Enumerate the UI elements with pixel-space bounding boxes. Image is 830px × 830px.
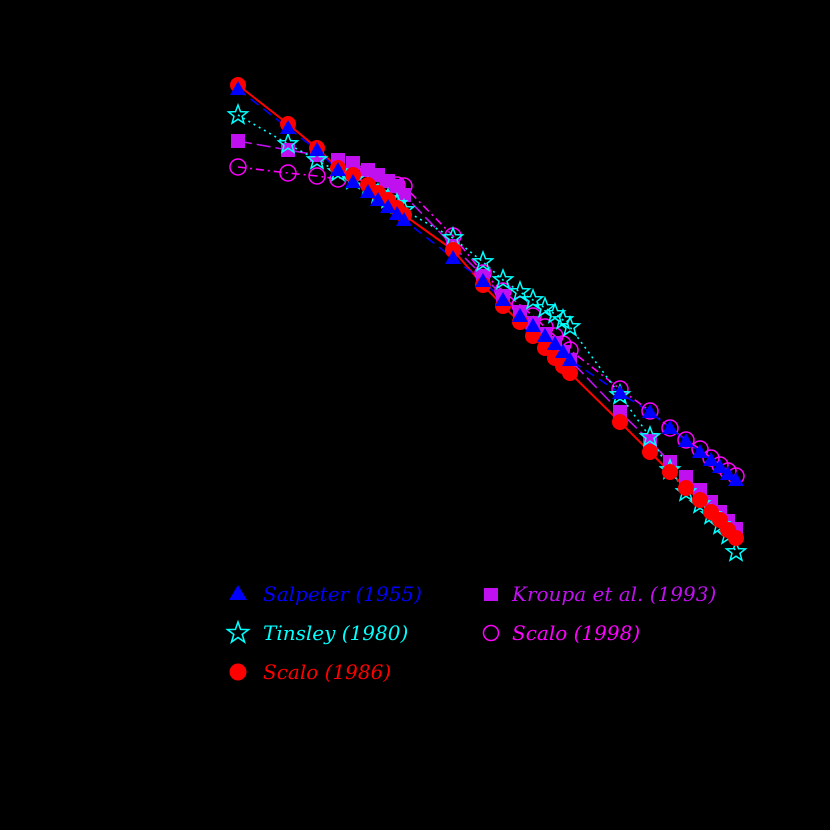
data-point-marker — [642, 444, 658, 460]
data-point-marker — [230, 81, 246, 95]
data-point-marker — [276, 131, 300, 154]
data-point-marker — [562, 365, 578, 381]
data-point-marker — [508, 279, 532, 302]
data-point-marker — [720, 466, 736, 480]
square-filled-icon — [484, 588, 498, 601]
data-point-marker — [345, 174, 361, 188]
plot-area — [226, 77, 748, 562]
legend-item-scalo-1998: Scalo (1998) — [482, 621, 640, 645]
data-point-marker — [370, 192, 386, 206]
data-point-marker — [281, 143, 295, 157]
data-point-marker — [728, 530, 744, 546]
data-point-marker — [231, 134, 245, 148]
data-point-marker — [641, 402, 659, 420]
data-point-marker — [380, 199, 396, 213]
data-point-marker — [309, 142, 325, 156]
data-point-marker — [678, 480, 694, 496]
legend-label: Tinsley (1980) — [263, 621, 408, 645]
data-point-marker — [495, 292, 511, 306]
data-point-marker — [491, 267, 515, 290]
circle-open-icon — [482, 624, 500, 642]
data-point-marker — [537, 328, 553, 342]
triangle-filled-icon — [229, 585, 247, 600]
star-open-icon — [225, 619, 251, 644]
circle-filled-icon — [229, 663, 247, 681]
data-point-marker — [279, 164, 297, 182]
legend-label: Scalo (1998) — [512, 621, 640, 645]
data-point-marker — [642, 404, 658, 418]
data-point-marker — [512, 308, 528, 322]
data-point-marker — [678, 433, 694, 447]
legend: Salpeter (1955) Tinsley (1980) Scalo (19… — [225, 582, 716, 684]
data-point-marker — [728, 472, 744, 486]
data-point-marker — [360, 184, 376, 198]
data-point-marker — [724, 539, 748, 562]
data-point-marker — [662, 464, 678, 480]
legend-item-tinsley: Tinsley (1980) — [225, 619, 408, 645]
data-point-marker — [555, 344, 571, 358]
data-point-marker — [330, 162, 346, 176]
data-point-marker — [471, 249, 495, 272]
data-point-marker — [445, 250, 461, 264]
data-point-marker — [712, 459, 728, 473]
data-point-marker — [677, 431, 695, 449]
legend-label: Scalo (1986) — [263, 660, 391, 684]
data-point-marker — [475, 273, 491, 287]
data-point-marker — [346, 156, 360, 170]
data-point-marker — [692, 444, 708, 458]
legend-item-kroupa: Kroupa et al. (1993) — [484, 582, 716, 606]
data-point-marker — [280, 120, 296, 134]
data-point-marker — [662, 420, 678, 434]
legend-item-salpeter: Salpeter (1955) — [229, 582, 422, 606]
data-point-marker — [521, 287, 545, 310]
data-point-marker — [389, 206, 405, 220]
data-point-marker — [397, 188, 411, 202]
data-point-marker — [226, 102, 250, 125]
data-point-marker — [562, 352, 578, 366]
data-point-marker — [525, 318, 541, 332]
data-point-marker — [692, 492, 708, 508]
data-point-marker — [638, 424, 662, 447]
legend-item-scalo-1986: Scalo (1986) — [229, 660, 391, 684]
data-point-marker — [396, 212, 412, 226]
data-point-marker — [305, 147, 329, 170]
data-point-marker — [558, 314, 582, 337]
data-point-marker — [547, 336, 563, 350]
data-point-marker — [533, 295, 557, 318]
legend-label: Kroupa et al. (1993) — [511, 582, 716, 606]
data-point-marker — [229, 158, 247, 176]
data-point-marker — [679, 470, 693, 484]
data-point-marker — [703, 452, 719, 466]
series-markers — [230, 81, 744, 486]
data-point-marker — [308, 167, 326, 185]
data-point-marker — [612, 414, 628, 430]
data-point-marker — [537, 340, 553, 356]
legend-label: Salpeter (1955) — [263, 582, 422, 606]
data-point-marker — [612, 385, 628, 399]
data-point-marker — [608, 382, 632, 405]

══════════

• 目標:
上のリストの行をすべて、一字も変えずに書き出すこと。画像は出力に含めない。

• 出力:
Enumerate the UI elements with pixel-space bounding boxes. Image is 830px × 830px.
data-point-marker — [642, 444, 658, 460]
data-point-marker — [230, 81, 246, 95]
data-point-marker — [276, 131, 300, 154]
data-point-marker — [562, 365, 578, 381]
data-point-marker — [508, 279, 532, 302]
data-point-marker — [720, 466, 736, 480]
square-filled-icon — [484, 588, 498, 601]
data-point-marker — [345, 174, 361, 188]
plot-area — [226, 77, 748, 562]
legend-item-scalo-1998: Scalo (1998) — [482, 621, 640, 645]
data-point-marker — [370, 192, 386, 206]
data-point-marker — [281, 143, 295, 157]
data-point-marker — [728, 530, 744, 546]
data-point-marker — [231, 134, 245, 148]
data-point-marker — [641, 402, 659, 420]
data-point-marker — [380, 199, 396, 213]
data-point-marker — [309, 142, 325, 156]
data-point-marker — [678, 480, 694, 496]
legend-label: Tinsley (1980) — [263, 621, 408, 645]
data-point-marker — [495, 292, 511, 306]
data-point-marker — [491, 267, 515, 290]
circle-open-icon — [482, 624, 500, 642]
data-point-marker — [537, 328, 553, 342]
triangle-filled-icon — [229, 585, 247, 600]
star-open-icon — [225, 619, 251, 644]
circle-filled-icon — [229, 663, 247, 681]
data-point-marker — [279, 164, 297, 182]
legend-label: Scalo (1998) — [512, 621, 640, 645]
data-point-marker — [642, 404, 658, 418]
data-point-marker — [512, 308, 528, 322]
data-point-marker — [678, 433, 694, 447]
legend: Salpeter (1955) Tinsley (1980) Scalo (19… — [225, 582, 716, 684]
data-point-marker — [728, 472, 744, 486]
data-point-marker — [360, 184, 376, 198]
data-point-marker — [724, 539, 748, 562]
data-point-marker — [662, 464, 678, 480]
legend-item-tinsley: Tinsley (1980) — [225, 619, 408, 645]
data-point-marker — [555, 344, 571, 358]
data-point-marker — [330, 162, 346, 176]
data-point-marker — [471, 249, 495, 272]
data-point-marker — [445, 250, 461, 264]
data-point-marker — [712, 459, 728, 473]
data-point-marker — [677, 431, 695, 449]
legend-label: Scalo (1986) — [263, 660, 391, 684]
data-point-marker — [475, 273, 491, 287]
data-point-marker — [346, 156, 360, 170]
data-point-marker — [692, 444, 708, 458]
legend-item-kroupa: Kroupa et al. (1993) — [484, 582, 716, 606]
data-point-marker — [280, 120, 296, 134]
data-point-marker — [662, 420, 678, 434]
legend-item-salpeter: Salpeter (1955) — [229, 582, 422, 606]
data-point-marker — [521, 287, 545, 310]
data-point-marker — [389, 206, 405, 220]
data-point-marker — [397, 188, 411, 202]
data-point-marker — [226, 102, 250, 125]
data-point-marker — [562, 352, 578, 366]
data-point-marker — [525, 318, 541, 332]
data-point-marker — [692, 492, 708, 508]
data-point-marker — [638, 424, 662, 447]
legend-item-scalo-1986: Scalo (1986) — [229, 660, 391, 684]
data-point-marker — [396, 212, 412, 226]
data-point-marker — [305, 147, 329, 170]
data-point-marker — [558, 314, 582, 337]
data-point-marker — [547, 336, 563, 350]
data-point-marker — [533, 295, 557, 318]
legend-label: Kroupa et al. (1993) — [511, 582, 716, 606]
data-point-marker — [229, 158, 247, 176]
data-point-marker — [679, 470, 693, 484]
data-point-marker — [703, 452, 719, 466]
series-markers — [230, 81, 744, 486]
data-point-marker — [308, 167, 326, 185]
data-point-marker — [612, 414, 628, 430]
data-point-marker — [537, 340, 553, 356]
legend-label: Salpeter (1955) — [263, 582, 422, 606]
data-point-marker — [612, 385, 628, 399]
data-point-marker — [608, 382, 632, 405]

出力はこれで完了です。